Work instructions:
Omit any picture, and return the remaining data exactly as written.

Records for processing:
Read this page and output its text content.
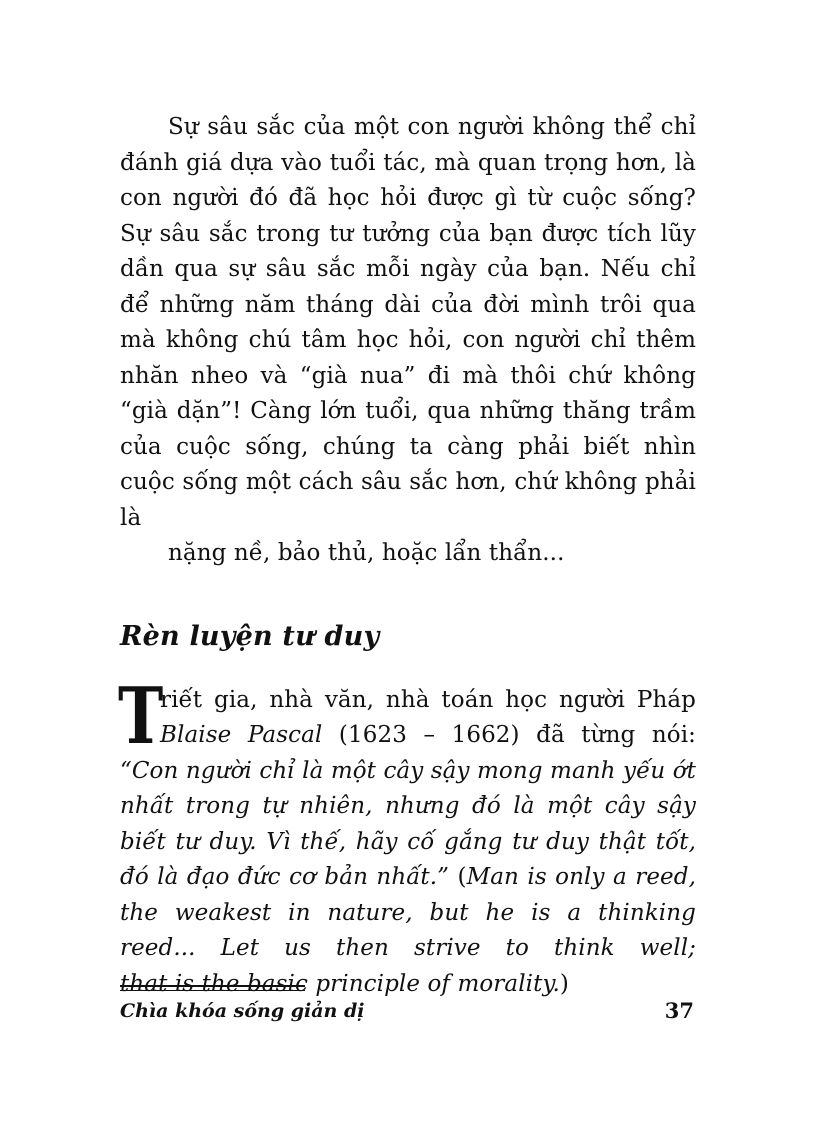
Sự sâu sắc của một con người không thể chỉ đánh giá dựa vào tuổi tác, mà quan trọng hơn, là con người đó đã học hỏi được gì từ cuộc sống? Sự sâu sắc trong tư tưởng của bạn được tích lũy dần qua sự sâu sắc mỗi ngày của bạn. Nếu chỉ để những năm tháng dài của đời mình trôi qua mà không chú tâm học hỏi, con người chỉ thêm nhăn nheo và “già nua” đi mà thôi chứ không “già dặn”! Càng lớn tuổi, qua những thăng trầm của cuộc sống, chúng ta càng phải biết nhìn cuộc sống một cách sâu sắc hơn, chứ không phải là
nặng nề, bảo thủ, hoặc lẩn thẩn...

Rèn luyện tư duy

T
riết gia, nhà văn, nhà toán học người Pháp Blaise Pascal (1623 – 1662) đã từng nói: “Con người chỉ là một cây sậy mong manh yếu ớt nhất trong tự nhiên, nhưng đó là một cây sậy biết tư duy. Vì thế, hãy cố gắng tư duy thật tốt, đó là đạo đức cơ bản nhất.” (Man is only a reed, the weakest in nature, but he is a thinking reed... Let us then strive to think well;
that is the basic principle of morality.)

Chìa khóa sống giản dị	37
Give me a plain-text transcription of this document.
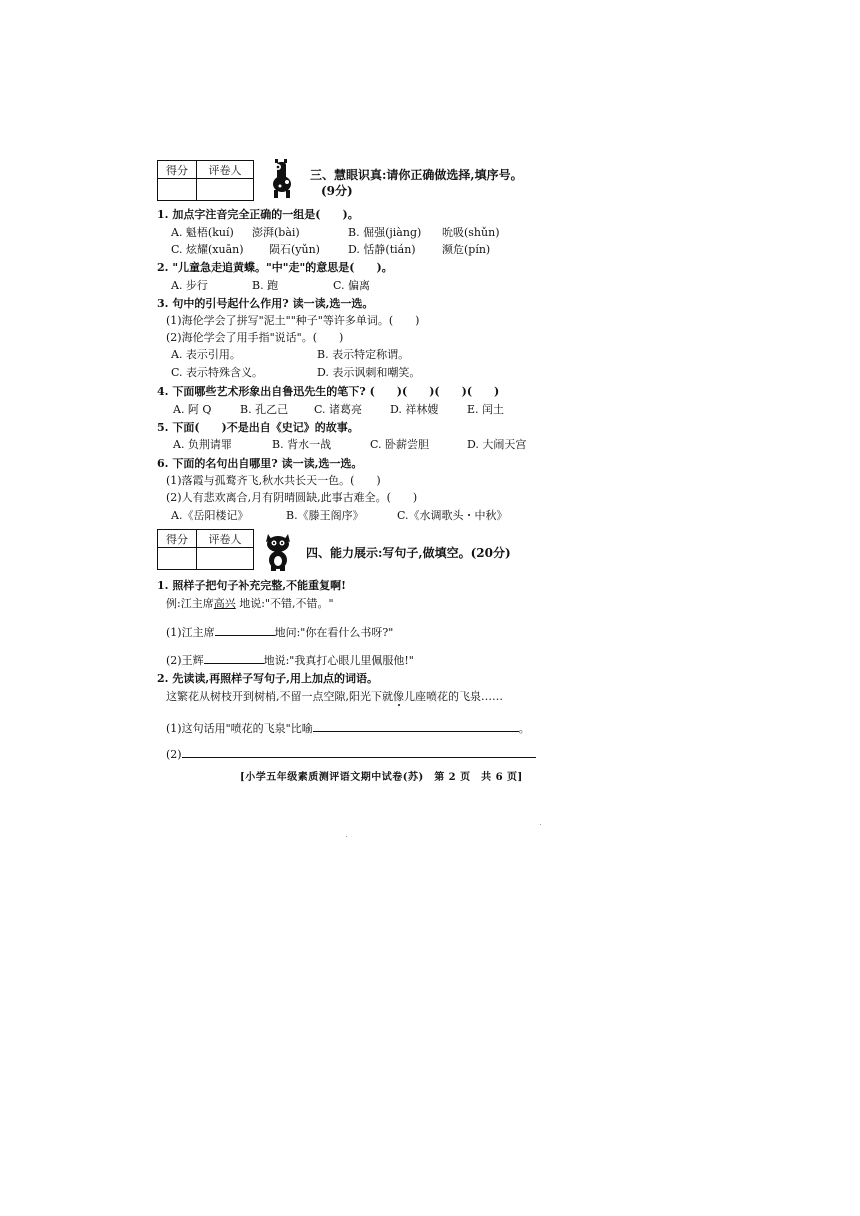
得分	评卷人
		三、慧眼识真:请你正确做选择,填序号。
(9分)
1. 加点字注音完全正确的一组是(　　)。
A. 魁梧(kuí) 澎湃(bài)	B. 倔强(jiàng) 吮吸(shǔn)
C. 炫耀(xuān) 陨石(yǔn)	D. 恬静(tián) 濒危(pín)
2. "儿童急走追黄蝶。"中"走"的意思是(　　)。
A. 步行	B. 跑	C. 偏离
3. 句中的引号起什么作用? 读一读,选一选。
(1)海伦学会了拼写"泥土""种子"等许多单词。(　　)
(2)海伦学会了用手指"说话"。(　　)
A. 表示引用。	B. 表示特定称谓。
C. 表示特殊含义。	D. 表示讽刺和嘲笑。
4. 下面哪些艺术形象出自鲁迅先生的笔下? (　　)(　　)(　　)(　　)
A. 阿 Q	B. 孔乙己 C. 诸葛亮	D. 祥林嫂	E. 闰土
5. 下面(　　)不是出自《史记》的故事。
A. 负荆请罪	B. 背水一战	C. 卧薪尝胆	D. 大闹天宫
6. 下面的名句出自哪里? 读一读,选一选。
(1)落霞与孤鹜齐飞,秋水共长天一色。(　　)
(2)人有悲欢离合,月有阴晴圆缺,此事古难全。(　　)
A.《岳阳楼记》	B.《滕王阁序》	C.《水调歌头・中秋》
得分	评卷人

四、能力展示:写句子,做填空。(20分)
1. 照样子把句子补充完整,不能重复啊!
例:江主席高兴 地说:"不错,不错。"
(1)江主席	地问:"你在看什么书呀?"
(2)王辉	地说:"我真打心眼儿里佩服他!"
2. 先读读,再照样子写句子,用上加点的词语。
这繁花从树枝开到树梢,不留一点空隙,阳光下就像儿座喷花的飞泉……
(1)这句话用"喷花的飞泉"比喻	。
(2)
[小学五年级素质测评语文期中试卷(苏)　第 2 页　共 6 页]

Task answer:
Read this page and output its text content.
Sự sâu sắc của một con người không thể chỉ đánh giá dựa vào tuổi tác, mà quan trọng hơn, là con người đó đã học hỏi được gì từ cuộc sống? Sự sâu sắc trong tư tưởng của bạn được tích lũy dần qua sự sâu sắc mỗi ngày của bạn. Nếu chỉ để những năm tháng dài của đời mình trôi qua mà không chú tâm học hỏi, con người chỉ thêm nhăn nheo và “già nua” đi mà thôi chứ không “già dặn”! Càng lớn tuổi, qua những thăng trầm của cuộc sống, chúng ta càng phải biết nhìn cuộc sống một cách sâu sắc hơn, chứ không phải là
nặng nề, bảo thủ, hoặc lẩn thẩn...

Rèn luyện tư duy

T
riết gia, nhà văn, nhà toán học người Pháp Blaise Pascal (1623 – 1662) đã từng nói: “Con người chỉ là một cây sậy mong manh yếu ớt nhất trong tự nhiên, nhưng đó là một cây sậy biết tư duy. Vì thế, hãy cố gắng tư duy thật tốt, đó là đạo đức cơ bản nhất.” (Man is only a reed, the weakest in nature, but he is a thinking reed... Let us then strive to think well;
that is the basic principle of morality.)

Chìa khóa sống giản dị	37
Give me a plain-text transcription of this document.
得分	评卷人
		三、慧眼识真:请你正确做选择,填序号。
(9分)
1. 加点字注音完全正确的一组是(　　)。
A. 魁梧(kuí) 澎湃(bài)	B. 倔强(jiàng) 吮吸(shǔn)
C. 炫耀(xuān) 陨石(yǔn)	D. 恬静(tián) 濒危(pín)
2. "儿童急走追黄蝶。"中"走"的意思是(　　)。
A. 步行	B. 跑	C. 偏离
3. 句中的引号起什么作用? 读一读,选一选。
(1)海伦学会了拼写"泥土""种子"等许多单词。(　　)
(2)海伦学会了用手指"说话"。(　　)
A. 表示引用。	B. 表示特定称谓。
C. 表示特殊含义。	D. 表示讽刺和嘲笑。
4. 下面哪些艺术形象出自鲁迅先生的笔下? (　　)(　　)(　　)(　　)
A. 阿 Q	B. 孔乙己 C. 诸葛亮	D. 祥林嫂	E. 闰土
5. 下面(　　)不是出自《史记》的故事。
A. 负荆请罪	B. 背水一战	C. 卧薪尝胆	D. 大闹天宫
6. 下面的名句出自哪里? 读一读,选一选。
(1)落霞与孤鹜齐飞,秋水共长天一色。(　　)
(2)人有悲欢离合,月有阴晴圆缺,此事古难全。(　　)
A.《岳阳楼记》	B.《滕王阁序》	C.《水调歌头・中秋》
得分	评卷人

四、能力展示:写句子,做填空。(20分)
1. 照样子把句子补充完整,不能重复啊!
例:江主席高兴 地说:"不错,不错。"
(1)江主席	地问:"你在看什么书呀?"
(2)王辉	地说:"我真打心眼儿里佩服他!"
2. 先读读,再照样子写句子,用上加点的词语。
这繁花从树枝开到树梢,不留一点空隙,阳光下就像儿座喷花的飞泉……
(1)这句话用"喷花的飞泉"比喻	。
(2)
[小学五年级素质测评语文期中试卷(苏)　第 2 页　共 6 页]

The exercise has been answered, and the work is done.